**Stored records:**
----------------

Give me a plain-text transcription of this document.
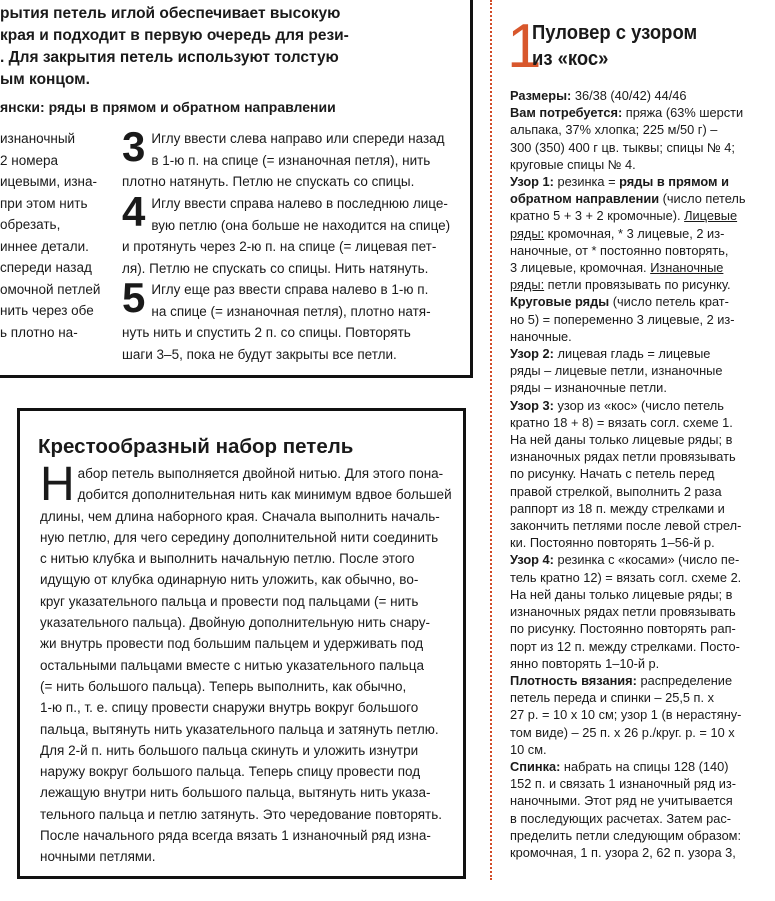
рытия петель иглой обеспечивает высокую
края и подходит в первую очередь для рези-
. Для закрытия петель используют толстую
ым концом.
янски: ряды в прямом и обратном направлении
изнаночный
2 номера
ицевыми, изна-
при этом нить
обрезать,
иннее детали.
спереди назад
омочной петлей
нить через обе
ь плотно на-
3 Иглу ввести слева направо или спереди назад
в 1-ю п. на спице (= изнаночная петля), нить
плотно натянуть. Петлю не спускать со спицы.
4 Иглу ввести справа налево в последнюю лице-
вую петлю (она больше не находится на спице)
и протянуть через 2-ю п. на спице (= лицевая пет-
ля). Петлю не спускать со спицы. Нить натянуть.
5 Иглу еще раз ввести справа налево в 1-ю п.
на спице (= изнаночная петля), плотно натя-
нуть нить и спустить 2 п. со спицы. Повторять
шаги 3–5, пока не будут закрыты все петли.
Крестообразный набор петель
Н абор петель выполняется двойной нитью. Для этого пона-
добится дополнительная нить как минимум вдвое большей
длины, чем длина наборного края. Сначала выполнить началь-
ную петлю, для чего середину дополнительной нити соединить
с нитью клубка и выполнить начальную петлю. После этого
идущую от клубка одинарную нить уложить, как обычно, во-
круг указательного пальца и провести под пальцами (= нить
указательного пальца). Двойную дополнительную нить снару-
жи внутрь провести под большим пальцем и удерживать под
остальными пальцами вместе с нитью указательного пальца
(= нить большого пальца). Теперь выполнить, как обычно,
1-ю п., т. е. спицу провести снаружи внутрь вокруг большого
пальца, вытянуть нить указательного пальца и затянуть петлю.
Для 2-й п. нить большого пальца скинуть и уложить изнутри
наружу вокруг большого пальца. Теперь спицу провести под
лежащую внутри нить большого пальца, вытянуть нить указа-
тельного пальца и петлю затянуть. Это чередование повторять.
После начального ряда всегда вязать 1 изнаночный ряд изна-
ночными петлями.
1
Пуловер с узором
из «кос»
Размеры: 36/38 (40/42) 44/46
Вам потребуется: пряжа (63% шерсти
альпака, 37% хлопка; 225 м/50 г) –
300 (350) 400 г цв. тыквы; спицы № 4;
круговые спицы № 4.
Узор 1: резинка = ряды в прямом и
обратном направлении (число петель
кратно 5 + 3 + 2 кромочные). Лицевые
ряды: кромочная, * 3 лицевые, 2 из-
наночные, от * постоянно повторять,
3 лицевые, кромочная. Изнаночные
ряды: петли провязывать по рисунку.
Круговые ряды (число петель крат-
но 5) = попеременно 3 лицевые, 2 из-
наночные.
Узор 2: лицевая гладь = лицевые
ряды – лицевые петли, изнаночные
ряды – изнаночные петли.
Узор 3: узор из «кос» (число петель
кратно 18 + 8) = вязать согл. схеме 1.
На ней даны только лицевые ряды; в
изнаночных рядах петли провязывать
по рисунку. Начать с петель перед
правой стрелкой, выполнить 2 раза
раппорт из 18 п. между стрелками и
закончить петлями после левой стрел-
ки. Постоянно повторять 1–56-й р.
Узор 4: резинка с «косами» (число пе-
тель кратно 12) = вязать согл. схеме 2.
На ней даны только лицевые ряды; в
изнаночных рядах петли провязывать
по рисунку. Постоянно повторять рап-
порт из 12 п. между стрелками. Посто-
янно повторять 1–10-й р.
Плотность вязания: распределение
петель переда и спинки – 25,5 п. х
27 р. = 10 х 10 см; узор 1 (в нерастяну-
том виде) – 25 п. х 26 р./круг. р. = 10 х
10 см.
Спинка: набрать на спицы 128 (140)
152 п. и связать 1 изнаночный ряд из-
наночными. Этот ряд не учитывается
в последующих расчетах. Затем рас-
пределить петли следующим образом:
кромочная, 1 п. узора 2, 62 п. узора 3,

----------------

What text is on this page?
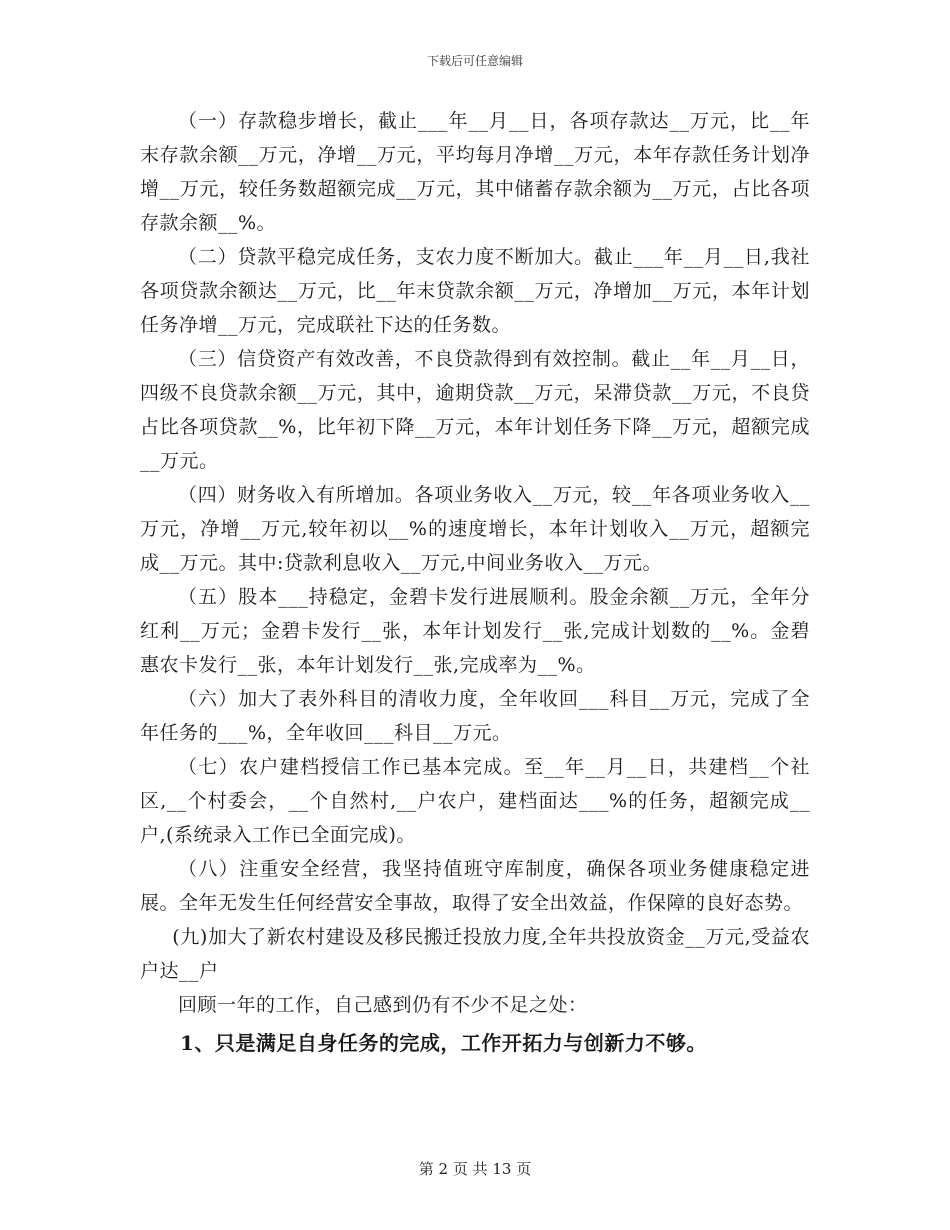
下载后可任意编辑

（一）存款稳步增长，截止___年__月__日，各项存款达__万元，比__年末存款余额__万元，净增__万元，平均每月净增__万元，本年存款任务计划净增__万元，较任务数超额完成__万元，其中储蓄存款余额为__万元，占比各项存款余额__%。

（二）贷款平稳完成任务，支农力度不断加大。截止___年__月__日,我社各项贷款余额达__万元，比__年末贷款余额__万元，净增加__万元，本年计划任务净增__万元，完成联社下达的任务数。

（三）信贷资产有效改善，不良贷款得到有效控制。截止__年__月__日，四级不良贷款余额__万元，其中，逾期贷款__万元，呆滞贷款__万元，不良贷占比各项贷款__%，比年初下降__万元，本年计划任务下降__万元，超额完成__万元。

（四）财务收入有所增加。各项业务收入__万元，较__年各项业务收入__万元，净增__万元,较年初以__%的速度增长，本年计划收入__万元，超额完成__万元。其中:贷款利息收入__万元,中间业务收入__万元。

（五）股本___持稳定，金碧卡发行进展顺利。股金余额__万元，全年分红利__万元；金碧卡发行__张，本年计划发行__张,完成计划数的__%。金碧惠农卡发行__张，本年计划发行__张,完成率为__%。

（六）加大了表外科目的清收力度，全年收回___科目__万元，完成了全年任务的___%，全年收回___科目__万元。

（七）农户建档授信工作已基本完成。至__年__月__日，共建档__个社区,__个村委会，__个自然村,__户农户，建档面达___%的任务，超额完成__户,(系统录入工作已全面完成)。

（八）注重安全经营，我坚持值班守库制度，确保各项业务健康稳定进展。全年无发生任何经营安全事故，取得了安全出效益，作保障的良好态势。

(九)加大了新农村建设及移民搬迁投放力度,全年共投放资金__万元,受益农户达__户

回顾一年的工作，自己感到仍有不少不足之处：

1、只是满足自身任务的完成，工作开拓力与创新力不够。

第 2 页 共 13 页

----------------

**Task requirements:**
Where a line of the records above holds the word "между", copy that line.

**Full response:**
раппорт из 18 п. между стрелками и
порт из 12 п. между стрелками. Посто-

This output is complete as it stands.